* **RECORDS SHOWN**:
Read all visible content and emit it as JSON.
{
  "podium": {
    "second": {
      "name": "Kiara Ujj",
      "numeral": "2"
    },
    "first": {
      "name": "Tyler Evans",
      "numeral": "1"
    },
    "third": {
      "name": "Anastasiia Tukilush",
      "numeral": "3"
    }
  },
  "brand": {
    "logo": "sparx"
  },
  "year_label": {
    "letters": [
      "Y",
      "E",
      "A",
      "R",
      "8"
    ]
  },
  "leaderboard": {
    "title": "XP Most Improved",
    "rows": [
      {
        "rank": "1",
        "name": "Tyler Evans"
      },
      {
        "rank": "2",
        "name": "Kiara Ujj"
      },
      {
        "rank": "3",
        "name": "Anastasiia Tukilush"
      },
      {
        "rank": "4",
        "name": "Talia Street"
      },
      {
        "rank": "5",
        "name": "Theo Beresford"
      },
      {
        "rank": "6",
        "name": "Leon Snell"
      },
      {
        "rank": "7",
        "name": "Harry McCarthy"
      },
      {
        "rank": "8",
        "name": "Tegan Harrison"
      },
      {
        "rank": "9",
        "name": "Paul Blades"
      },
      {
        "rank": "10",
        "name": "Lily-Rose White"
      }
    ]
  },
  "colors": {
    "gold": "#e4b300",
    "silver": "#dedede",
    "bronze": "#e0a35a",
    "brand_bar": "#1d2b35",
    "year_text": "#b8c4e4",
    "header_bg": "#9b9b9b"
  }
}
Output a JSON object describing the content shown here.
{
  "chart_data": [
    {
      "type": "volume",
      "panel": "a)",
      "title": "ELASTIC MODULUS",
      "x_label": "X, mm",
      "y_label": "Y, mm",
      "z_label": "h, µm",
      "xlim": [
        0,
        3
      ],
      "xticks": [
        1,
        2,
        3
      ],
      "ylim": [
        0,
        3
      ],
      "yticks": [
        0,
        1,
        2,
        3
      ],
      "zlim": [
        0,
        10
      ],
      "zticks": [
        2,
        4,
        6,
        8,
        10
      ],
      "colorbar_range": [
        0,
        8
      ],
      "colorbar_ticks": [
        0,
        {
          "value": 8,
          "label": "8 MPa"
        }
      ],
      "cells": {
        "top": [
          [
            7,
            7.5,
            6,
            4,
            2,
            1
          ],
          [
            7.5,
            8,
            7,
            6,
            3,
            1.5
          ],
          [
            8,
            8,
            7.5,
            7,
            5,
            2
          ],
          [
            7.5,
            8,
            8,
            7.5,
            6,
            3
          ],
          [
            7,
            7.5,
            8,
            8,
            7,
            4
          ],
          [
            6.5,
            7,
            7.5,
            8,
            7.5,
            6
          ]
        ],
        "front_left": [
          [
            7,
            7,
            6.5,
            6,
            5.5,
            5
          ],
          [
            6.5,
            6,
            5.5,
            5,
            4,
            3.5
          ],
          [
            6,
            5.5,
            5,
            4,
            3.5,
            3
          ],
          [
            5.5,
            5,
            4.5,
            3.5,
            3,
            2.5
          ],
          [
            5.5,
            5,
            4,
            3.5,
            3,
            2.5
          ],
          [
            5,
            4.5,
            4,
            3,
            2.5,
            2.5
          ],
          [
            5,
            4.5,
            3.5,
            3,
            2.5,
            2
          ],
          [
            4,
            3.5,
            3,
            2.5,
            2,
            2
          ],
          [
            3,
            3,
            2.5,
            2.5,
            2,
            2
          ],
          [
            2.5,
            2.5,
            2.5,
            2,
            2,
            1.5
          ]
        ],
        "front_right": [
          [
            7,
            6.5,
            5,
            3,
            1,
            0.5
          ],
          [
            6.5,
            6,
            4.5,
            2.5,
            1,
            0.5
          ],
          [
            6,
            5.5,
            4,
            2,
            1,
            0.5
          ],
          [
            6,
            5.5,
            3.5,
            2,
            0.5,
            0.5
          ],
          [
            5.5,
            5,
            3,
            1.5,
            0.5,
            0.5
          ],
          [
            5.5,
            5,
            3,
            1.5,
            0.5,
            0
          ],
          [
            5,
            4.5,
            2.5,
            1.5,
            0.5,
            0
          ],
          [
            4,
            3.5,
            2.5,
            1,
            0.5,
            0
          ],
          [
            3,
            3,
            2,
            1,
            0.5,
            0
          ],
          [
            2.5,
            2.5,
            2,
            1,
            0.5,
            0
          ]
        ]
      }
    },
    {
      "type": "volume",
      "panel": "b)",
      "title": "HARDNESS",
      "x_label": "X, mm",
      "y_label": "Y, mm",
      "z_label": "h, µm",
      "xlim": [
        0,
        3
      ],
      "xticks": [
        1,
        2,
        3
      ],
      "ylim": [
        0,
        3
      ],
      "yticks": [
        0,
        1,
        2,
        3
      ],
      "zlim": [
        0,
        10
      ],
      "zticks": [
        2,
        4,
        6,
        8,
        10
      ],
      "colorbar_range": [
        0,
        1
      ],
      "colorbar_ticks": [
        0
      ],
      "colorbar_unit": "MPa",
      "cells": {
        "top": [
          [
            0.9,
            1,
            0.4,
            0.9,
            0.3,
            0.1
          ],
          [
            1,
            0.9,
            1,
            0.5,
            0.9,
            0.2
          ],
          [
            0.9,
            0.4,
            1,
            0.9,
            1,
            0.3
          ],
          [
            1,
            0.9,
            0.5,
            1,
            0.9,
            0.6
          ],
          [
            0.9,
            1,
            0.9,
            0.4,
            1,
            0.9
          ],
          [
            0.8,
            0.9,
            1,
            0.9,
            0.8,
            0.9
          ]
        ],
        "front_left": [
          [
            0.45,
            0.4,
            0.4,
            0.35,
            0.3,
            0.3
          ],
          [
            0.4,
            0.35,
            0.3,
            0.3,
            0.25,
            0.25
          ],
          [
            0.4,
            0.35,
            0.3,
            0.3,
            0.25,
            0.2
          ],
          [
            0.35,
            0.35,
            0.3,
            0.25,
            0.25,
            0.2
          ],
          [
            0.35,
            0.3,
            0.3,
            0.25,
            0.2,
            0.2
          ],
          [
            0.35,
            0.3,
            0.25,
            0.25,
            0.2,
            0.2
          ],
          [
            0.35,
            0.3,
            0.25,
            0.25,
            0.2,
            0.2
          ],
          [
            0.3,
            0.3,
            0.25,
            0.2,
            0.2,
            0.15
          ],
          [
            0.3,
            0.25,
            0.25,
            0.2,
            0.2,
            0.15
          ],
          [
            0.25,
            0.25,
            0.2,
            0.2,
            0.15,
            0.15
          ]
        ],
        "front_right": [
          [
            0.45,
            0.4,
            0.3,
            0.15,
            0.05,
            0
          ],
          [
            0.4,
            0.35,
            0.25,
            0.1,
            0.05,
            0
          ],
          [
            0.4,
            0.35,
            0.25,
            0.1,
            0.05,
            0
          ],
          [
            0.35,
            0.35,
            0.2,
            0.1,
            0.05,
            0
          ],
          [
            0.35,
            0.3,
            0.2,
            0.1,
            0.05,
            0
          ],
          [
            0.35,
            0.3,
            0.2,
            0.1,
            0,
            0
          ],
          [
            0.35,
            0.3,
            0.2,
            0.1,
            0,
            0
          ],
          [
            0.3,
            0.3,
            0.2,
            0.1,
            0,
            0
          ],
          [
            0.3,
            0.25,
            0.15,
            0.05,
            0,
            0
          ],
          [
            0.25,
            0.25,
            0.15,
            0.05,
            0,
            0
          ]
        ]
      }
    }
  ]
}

* **WRITTEN TASK**: Set down the material above again, word for word.

* **ANSWER**:
Read all visible content and emit it as JSON.
{
  "podium": {
    "second": {
      "name": "Kiara Ujj",
      "numeral": "2"
    },
    "first": {
      "name": "Tyler Evans",
      "numeral": "1"
    },
    "third": {
      "name": "Anastasiia Tukilush",
      "numeral": "3"
    }
  },
  "brand": {
    "logo": "sparx"
  },
  "year_label": {
    "letters": [
      "Y",
      "E",
      "A",
      "R",
      "8"
    ]
  },
  "leaderboard": {
    "title": "XP Most Improved",
    "rows": [
      {
        "rank": "1",
        "name": "Tyler Evans"
      },
      {
        "rank": "2",
        "name": "Kiara Ujj"
      },
      {
        "rank": "3",
        "name": "Anastasiia Tukilush"
      },
      {
        "rank": "4",
        "name": "Talia Street"
      },
      {
        "rank": "5",
        "name": "Theo Beresford"
      },
      {
        "rank": "6",
        "name": "Leon Snell"
      },
      {
        "rank": "7",
        "name": "Harry McCarthy"
      },
      {
        "rank": "8",
        "name": "Tegan Harrison"
      },
      {
        "rank": "9",
        "name": "Paul Blades"
      },
      {
        "rank": "10",
        "name": "Lily-Rose White"
      }
    ]
  },
  "colors": {
    "gold": "#e4b300",
    "silver": "#dedede",
    "bronze": "#e0a35a",
    "brand_bar": "#1d2b35",
    "year_text": "#b8c4e4",
    "header_bg": "#9b9b9b"
  }
}
Output a JSON object describing the content shown here.
{
  "chart_data": [
    {
      "type": "volume",
      "panel": "a)",
      "title": "ELASTIC MODULUS",
      "x_label": "X, mm",
      "y_label": "Y, mm",
      "z_label": "h, µm",
      "xlim": [
        0,
        3
      ],
      "xticks": [
        1,
        2,
        3
      ],
      "ylim": [
        0,
        3
      ],
      "yticks": [
        0,
        1,
        2,
        3
      ],
      "zlim": [
        0,
        10
      ],
      "zticks": [
        2,
        4,
        6,
        8,
        10
      ],
      "colorbar_range": [
        0,
        8
      ],
      "colorbar_ticks": [
        0,
        {
          "value": 8,
          "label": "8 MPa"
        }
      ],
      "cells": {
        "top": [
          [
            7,
            7.5,
            6,
            4,
            2,
            1
          ],
          [
            7.5,
            8,
            7,
            6,
            3,
            1.5
          ],
          [
            8,
            8,
            7.5,
            7,
            5,
            2
          ],
          [
            7.5,
            8,
            8,
            7.5,
            6,
            3
          ],
          [
            7,
            7.5,
            8,
            8,
            7,
            4
          ],
          [
            6.5,
            7,
            7.5,
            8,
            7.5,
            6
          ]
        ],
        "front_left": [
          [
            7,
            7,
            6.5,
            6,
            5.5,
            5
          ],
          [
            6.5,
            6,
            5.5,
            5,
            4,
            3.5
          ],
          [
            6,
            5.5,
            5,
            4,
            3.5,
            3
          ],
          [
            5.5,
            5,
            4.5,
            3.5,
            3,
            2.5
          ],
          [
            5.5,
            5,
            4,
            3.5,
            3,
            2.5
          ],
          [
            5,
            4.5,
            4,
            3,
            2.5,
            2.5
          ],
          [
            5,
            4.5,
            3.5,
            3,
            2.5,
            2
          ],
          [
            4,
            3.5,
            3,
            2.5,
            2,
            2
          ],
          [
            3,
            3,
            2.5,
            2.5,
            2,
            2
          ],
          [
            2.5,
            2.5,
            2.5,
            2,
            2,
            1.5
          ]
        ],
        "front_right": [
          [
            7,
            6.5,
            5,
            3,
            1,
            0.5
          ],
          [
            6.5,
            6,
            4.5,
            2.5,
            1,
            0.5
          ],
          [
            6,
            5.5,
            4,
            2,
            1,
            0.5
          ],
          [
            6,
            5.5,
            3.5,
            2,
            0.5,
            0.5
          ],
          [
            5.5,
            5,
            3,
            1.5,
            0.5,
            0.5
          ],
          [
            5.5,
            5,
            3,
            1.5,
            0.5,
            0
          ],
          [
            5,
            4.5,
            2.5,
            1.5,
            0.5,
            0
          ],
          [
            4,
            3.5,
            2.5,
            1,
            0.5,
            0
          ],
          [
            3,
            3,
            2,
            1,
            0.5,
            0
          ],
          [
            2.5,
            2.5,
            2,
            1,
            0.5,
            0
          ]
        ]
      }
    },
    {
      "type": "volume",
      "panel": "b)",
      "title": "HARDNESS",
      "x_label": "X, mm",
      "y_label": "Y, mm",
      "z_label": "h, µm",
      "xlim": [
        0,
        3
      ],
      "xticks": [
        1,
        2,
        3
      ],
      "ylim": [
        0,
        3
      ],
      "yticks": [
        0,
        1,
        2,
        3
      ],
      "zlim": [
        0,
        10
      ],
      "zticks": [
        2,
        4,
        6,
        8,
        10
      ],
      "colorbar_range": [
        0,
        1
      ],
      "colorbar_ticks": [
        0
      ],
      "colorbar_unit": "MPa",
      "cells": {
        "top": [
          [
            0.9,
            1,
            0.4,
            0.9,
            0.3,
            0.1
          ],
          [
            1,
            0.9,
            1,
            0.5,
            0.9,
            0.2
          ],
          [
            0.9,
            0.4,
            1,
            0.9,
            1,
            0.3
          ],
          [
            1,
            0.9,
            0.5,
            1,
            0.9,
            0.6
          ],
          [
            0.9,
            1,
            0.9,
            0.4,
            1,
            0.9
          ],
          [
            0.8,
            0.9,
            1,
            0.9,
            0.8,
            0.9
          ]
        ],
        "front_left": [
          [
            0.45,
            0.4,
            0.4,
            0.35,
            0.3,
            0.3
          ],
          [
            0.4,
            0.35,
            0.3,
            0.3,
            0.25,
            0.25
          ],
          [
            0.4,
            0.35,
            0.3,
            0.3,
            0.25,
            0.2
          ],
          [
            0.35,
            0.35,
            0.3,
            0.25,
            0.25,
            0.2
          ],
          [
            0.35,
            0.3,
            0.3,
            0.25,
            0.2,
            0.2
          ],
          [
            0.35,
            0.3,
            0.25,
            0.25,
            0.2,
            0.2
          ],
          [
            0.35,
            0.3,
            0.25,
            0.25,
            0.2,
            0.2
          ],
          [
            0.3,
            0.3,
            0.25,
            0.2,
            0.2,
            0.15
          ],
          [
            0.3,
            0.25,
            0.25,
            0.2,
            0.2,
            0.15
          ],
          [
            0.25,
            0.25,
            0.2,
            0.2,
            0.15,
            0.15
          ]
        ],
        "front_right": [
          [
            0.45,
            0.4,
            0.3,
            0.15,
            0.05,
            0
          ],
          [
            0.4,
            0.35,
            0.25,
            0.1,
            0.05,
            0
          ],
          [
            0.4,
            0.35,
            0.25,
            0.1,
            0.05,
            0
          ],
          [
            0.35,
            0.35,
            0.2,
            0.1,
            0.05,
            0
          ],
          [
            0.35,
            0.3,
            0.2,
            0.1,
            0.05,
            0
          ],
          [
            0.35,
            0.3,
            0.2,
            0.1,
            0,
            0
          ],
          [
            0.35,
            0.3,
            0.2,
            0.1,
            0,
            0
          ],
          [
            0.3,
            0.3,
            0.2,
            0.1,
            0,
            0
          ],
          [
            0.3,
            0.25,
            0.15,
            0.05,
            0,
            0
          ],
          [
            0.25,
            0.25,
            0.15,
            0.05,
            0,
            0
          ]
        ]
      }
    }
  ]
}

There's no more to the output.